Your objective:
Please find all lines in the data that hold the string "revision" and copy them.

Extracted information:
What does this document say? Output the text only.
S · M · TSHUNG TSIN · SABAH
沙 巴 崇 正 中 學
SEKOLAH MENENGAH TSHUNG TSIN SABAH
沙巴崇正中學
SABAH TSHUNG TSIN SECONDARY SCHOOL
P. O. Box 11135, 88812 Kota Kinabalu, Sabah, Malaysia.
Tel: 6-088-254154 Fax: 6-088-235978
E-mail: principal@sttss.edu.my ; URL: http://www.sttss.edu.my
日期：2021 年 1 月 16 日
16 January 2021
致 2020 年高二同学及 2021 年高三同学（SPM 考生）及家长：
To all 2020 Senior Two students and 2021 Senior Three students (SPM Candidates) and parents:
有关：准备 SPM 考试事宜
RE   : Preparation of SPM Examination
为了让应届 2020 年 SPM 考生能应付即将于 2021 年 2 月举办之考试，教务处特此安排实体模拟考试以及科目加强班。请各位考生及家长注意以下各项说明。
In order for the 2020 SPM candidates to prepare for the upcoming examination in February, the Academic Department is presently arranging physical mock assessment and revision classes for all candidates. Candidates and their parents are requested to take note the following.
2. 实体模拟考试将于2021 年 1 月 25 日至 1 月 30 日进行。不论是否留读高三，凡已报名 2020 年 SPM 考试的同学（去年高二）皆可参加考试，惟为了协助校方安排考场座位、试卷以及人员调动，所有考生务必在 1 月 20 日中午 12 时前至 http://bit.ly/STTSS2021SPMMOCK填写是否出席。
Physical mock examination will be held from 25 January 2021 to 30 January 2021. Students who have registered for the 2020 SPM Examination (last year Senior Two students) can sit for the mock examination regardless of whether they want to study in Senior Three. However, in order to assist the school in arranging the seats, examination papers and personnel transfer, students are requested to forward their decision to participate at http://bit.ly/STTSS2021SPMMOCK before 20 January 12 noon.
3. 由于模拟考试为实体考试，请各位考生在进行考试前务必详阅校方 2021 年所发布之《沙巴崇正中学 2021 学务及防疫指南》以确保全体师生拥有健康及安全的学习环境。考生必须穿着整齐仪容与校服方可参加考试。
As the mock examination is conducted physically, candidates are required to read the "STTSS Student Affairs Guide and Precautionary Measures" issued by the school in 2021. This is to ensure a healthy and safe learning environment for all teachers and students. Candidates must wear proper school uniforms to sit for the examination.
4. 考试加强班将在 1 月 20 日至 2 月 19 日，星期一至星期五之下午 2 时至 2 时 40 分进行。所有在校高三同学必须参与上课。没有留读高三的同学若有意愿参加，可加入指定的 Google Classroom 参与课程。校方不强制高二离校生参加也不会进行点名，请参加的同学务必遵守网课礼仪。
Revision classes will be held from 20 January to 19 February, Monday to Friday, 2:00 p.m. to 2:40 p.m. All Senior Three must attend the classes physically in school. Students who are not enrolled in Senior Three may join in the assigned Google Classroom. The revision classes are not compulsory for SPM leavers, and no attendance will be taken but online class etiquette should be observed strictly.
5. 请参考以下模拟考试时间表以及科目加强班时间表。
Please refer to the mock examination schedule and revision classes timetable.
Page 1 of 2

Solution to this problem:
In order for the 2020 SPM candidates to prepare for the upcoming examination in February, the Academic Department is presently arranging physical mock assessment and revision classes for all candidates. Candidates and their parents are requested to take note the following.
Revision classes will be held from 20 January to 19 February, Monday to Friday, 2:00 p.m. to 2:40 p.m. All Senior Three must attend the classes physically in school. Students who are not enrolled in Senior Three may join in the assigned Google Classroom. The revision classes are not compulsory for SPM leavers, and no attendance will be taken but online class etiquette should be observed strictly.
Please refer to the mock examination schedule and revision classes timetable.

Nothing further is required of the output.